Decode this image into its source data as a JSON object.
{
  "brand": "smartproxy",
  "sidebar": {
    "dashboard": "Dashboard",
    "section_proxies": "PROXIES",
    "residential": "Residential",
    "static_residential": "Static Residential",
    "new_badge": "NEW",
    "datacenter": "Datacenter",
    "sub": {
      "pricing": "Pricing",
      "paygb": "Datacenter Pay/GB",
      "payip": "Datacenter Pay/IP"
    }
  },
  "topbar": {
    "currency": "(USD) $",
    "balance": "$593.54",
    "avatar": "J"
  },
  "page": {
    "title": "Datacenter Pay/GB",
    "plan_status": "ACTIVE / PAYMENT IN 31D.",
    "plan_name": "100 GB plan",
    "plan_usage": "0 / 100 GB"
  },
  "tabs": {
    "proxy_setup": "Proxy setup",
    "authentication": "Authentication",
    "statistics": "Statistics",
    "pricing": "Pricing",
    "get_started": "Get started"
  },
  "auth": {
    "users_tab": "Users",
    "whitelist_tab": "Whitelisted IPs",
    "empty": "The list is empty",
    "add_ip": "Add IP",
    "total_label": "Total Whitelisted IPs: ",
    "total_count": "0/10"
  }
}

※

Type out the full listing again, exactly as given.

## Exercise result
Decode this image into its source data as a JSON object.
{
  "brand": "smartproxy",
  "sidebar": {
    "dashboard": "Dashboard",
    "section_proxies": "PROXIES",
    "residential": "Residential",
    "static_residential": "Static Residential",
    "new_badge": "NEW",
    "datacenter": "Datacenter",
    "sub": {
      "pricing": "Pricing",
      "paygb": "Datacenter Pay/GB",
      "payip": "Datacenter Pay/IP"
    }
  },
  "topbar": {
    "currency": "(USD) $",
    "balance": "$593.54",
    "avatar": "J"
  },
  "page": {
    "title": "Datacenter Pay/GB",
    "plan_status": "ACTIVE / PAYMENT IN 31D.",
    "plan_name": "100 GB plan",
    "plan_usage": "0 / 100 GB"
  },
  "tabs": {
    "proxy_setup": "Proxy setup",
    "authentication": "Authentication",
    "statistics": "Statistics",
    "pricing": "Pricing",
    "get_started": "Get started"
  },
  "auth": {
    "users_tab": "Users",
    "whitelist_tab": "Whitelisted IPs",
    "empty": "The list is empty",
    "add_ip": "Add IP",
    "total_label": "Total Whitelisted IPs: ",
    "total_count": "0/10"
  }
}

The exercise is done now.